** begin DATA SECTION **
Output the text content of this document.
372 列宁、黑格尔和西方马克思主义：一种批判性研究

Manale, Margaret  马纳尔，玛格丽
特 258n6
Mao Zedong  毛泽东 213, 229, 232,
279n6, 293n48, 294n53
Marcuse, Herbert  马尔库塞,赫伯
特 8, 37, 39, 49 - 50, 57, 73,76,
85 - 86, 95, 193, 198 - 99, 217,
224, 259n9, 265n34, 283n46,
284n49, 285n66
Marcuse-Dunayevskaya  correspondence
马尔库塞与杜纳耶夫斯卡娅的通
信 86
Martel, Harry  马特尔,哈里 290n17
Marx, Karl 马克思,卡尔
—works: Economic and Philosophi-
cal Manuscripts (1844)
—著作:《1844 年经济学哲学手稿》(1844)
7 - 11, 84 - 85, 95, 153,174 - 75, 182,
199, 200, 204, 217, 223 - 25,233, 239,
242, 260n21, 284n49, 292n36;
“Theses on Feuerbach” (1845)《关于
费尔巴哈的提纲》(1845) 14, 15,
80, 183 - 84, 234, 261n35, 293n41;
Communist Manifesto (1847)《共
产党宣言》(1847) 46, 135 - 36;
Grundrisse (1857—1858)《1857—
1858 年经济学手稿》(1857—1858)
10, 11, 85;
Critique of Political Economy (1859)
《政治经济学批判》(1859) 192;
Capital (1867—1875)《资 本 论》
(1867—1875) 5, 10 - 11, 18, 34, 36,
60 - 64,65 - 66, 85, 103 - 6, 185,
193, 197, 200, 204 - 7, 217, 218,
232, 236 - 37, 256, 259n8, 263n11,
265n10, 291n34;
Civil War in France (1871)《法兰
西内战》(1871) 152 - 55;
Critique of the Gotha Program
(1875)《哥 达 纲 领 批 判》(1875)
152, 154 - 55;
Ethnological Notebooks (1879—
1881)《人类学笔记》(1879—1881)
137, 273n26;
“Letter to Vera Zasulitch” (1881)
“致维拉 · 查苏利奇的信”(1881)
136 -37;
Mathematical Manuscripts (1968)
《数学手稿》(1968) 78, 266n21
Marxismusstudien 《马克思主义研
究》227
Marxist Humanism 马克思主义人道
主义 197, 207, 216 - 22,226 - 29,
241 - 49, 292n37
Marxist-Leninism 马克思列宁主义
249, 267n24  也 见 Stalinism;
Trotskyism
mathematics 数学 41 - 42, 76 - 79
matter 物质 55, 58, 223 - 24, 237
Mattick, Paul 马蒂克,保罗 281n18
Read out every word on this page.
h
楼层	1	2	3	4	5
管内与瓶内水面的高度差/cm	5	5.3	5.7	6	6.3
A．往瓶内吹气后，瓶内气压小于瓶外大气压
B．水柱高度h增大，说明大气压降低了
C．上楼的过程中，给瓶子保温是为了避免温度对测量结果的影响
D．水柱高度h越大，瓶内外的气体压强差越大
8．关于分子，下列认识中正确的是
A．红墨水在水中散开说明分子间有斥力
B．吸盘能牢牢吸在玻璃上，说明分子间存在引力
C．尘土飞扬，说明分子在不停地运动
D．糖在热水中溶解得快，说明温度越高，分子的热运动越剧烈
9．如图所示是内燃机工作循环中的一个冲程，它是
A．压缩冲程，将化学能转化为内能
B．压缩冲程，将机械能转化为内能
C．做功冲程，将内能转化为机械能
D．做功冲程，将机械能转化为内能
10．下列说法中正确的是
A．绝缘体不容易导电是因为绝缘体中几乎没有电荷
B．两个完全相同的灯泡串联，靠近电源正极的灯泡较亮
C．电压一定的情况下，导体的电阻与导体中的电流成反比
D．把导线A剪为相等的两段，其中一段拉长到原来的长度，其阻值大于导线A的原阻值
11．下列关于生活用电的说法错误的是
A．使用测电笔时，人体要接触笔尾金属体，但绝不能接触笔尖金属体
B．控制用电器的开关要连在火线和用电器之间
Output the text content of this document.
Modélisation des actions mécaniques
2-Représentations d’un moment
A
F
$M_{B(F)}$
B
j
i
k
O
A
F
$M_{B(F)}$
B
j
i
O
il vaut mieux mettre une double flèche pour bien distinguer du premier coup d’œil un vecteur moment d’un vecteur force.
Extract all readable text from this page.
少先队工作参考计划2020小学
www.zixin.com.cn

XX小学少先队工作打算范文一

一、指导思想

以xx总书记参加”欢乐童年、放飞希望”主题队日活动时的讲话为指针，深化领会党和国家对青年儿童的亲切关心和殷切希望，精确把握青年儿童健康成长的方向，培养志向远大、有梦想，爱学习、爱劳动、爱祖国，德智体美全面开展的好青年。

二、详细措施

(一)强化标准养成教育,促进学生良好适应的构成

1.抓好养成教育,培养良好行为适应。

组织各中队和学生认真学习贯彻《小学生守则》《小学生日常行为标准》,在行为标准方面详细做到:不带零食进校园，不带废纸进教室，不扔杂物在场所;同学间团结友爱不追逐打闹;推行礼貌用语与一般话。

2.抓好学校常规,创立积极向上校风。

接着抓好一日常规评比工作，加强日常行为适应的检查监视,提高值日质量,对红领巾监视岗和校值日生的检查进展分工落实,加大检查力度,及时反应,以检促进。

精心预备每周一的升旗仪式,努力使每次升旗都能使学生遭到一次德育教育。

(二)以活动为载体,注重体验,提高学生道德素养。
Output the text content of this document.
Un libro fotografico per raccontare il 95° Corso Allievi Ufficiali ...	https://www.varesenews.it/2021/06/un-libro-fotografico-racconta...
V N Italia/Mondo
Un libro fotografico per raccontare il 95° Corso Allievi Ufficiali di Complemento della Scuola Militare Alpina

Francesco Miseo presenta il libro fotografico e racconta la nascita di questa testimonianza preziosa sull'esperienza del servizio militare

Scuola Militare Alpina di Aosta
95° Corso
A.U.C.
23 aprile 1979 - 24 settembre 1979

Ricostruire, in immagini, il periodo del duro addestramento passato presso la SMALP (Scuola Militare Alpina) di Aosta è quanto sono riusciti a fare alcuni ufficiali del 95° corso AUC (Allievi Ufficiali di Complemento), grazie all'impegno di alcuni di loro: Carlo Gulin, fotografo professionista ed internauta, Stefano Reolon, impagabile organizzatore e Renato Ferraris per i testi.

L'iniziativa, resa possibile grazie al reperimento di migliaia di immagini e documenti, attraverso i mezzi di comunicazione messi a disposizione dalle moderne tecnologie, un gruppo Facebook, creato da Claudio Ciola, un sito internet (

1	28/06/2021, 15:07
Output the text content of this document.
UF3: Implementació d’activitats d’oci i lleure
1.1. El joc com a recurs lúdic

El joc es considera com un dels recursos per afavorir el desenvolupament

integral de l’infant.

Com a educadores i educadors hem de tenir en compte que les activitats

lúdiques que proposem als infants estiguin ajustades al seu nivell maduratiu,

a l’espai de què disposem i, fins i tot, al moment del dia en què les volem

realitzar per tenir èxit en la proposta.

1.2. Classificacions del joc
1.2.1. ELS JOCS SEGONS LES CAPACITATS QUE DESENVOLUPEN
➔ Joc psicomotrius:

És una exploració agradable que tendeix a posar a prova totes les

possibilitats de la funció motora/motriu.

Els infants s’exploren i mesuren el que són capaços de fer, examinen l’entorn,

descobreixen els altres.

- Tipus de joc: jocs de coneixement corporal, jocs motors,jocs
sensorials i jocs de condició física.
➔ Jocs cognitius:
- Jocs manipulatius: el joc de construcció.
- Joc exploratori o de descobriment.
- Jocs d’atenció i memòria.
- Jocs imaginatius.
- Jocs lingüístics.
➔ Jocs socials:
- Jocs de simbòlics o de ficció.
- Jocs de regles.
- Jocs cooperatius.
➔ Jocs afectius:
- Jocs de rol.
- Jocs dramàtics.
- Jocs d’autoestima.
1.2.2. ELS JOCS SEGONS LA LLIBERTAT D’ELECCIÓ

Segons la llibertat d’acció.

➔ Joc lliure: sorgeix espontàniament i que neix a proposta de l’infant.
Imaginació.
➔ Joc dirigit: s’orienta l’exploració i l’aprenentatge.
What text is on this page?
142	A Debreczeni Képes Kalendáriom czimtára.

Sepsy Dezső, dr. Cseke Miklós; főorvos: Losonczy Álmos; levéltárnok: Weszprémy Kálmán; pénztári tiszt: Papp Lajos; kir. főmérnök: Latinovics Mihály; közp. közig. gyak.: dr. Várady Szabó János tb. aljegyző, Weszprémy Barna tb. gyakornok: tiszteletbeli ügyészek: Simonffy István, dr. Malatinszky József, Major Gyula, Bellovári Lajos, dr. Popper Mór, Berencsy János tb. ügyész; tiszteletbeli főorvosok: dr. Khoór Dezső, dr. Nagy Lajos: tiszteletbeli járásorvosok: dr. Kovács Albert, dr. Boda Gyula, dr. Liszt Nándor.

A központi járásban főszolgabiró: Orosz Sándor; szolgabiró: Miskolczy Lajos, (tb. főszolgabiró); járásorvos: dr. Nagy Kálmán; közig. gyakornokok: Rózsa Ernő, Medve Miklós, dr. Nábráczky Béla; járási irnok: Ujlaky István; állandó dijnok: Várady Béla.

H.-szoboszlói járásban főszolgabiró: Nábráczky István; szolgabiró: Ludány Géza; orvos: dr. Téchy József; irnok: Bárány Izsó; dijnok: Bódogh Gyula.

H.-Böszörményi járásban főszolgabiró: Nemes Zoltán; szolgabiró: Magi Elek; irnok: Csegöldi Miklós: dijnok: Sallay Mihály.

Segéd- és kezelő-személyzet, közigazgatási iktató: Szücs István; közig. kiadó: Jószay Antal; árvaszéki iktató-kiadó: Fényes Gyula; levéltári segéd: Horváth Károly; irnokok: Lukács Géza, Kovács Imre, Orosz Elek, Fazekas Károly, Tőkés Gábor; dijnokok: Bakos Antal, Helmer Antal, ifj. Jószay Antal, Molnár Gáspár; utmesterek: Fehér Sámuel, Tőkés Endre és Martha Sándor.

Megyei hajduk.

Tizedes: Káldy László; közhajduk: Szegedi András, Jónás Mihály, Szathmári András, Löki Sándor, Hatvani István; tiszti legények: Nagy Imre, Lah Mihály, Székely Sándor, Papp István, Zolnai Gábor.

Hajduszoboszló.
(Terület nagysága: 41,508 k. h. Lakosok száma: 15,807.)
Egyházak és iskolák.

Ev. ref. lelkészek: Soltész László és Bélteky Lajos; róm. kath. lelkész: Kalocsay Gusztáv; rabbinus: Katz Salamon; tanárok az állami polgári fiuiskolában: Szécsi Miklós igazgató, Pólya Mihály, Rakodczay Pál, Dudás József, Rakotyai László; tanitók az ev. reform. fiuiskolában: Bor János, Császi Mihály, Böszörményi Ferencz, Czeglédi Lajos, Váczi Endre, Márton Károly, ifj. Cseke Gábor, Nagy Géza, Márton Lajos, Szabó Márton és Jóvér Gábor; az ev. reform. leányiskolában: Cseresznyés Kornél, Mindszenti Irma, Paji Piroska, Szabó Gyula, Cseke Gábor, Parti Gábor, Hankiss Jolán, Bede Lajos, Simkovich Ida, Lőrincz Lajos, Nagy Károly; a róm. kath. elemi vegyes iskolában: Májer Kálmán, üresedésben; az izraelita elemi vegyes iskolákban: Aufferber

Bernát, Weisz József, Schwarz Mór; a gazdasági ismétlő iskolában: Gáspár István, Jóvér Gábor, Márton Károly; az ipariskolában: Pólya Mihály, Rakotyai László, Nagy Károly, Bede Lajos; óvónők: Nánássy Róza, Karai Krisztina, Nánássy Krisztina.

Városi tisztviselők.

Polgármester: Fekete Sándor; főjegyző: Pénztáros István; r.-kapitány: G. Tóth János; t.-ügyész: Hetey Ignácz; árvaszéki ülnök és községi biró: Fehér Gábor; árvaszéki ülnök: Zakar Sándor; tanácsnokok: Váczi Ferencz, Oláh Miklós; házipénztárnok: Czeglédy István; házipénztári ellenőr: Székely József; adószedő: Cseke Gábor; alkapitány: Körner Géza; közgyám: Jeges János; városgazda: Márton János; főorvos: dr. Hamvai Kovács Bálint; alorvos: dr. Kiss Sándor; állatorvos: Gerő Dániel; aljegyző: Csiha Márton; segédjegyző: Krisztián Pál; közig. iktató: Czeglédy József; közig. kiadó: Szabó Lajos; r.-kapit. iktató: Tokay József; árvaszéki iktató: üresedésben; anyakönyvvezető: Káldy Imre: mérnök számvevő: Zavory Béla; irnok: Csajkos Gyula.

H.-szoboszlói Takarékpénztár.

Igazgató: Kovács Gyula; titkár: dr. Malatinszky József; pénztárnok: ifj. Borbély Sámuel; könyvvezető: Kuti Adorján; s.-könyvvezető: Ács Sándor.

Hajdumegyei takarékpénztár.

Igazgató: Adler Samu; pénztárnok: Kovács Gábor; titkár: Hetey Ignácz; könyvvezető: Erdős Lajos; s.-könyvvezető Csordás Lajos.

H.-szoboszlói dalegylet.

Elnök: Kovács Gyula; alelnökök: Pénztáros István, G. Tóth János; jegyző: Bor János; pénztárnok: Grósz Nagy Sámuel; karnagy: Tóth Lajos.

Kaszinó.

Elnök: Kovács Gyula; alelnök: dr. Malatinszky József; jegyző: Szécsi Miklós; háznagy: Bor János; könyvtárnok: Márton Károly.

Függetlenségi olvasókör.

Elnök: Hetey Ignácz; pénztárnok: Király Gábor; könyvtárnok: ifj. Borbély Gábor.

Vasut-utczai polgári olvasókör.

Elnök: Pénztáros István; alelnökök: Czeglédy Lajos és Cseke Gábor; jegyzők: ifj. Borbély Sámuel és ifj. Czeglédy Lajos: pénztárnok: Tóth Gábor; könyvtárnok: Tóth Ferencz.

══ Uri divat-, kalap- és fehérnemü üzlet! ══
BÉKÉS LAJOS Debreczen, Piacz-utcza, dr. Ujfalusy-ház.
** end DATA SECTION **
-- TASK TO CARRY OUT --
Return only the number of lines in the data above that include the word "Nábráczky".

-- TASK OUTPUT --
2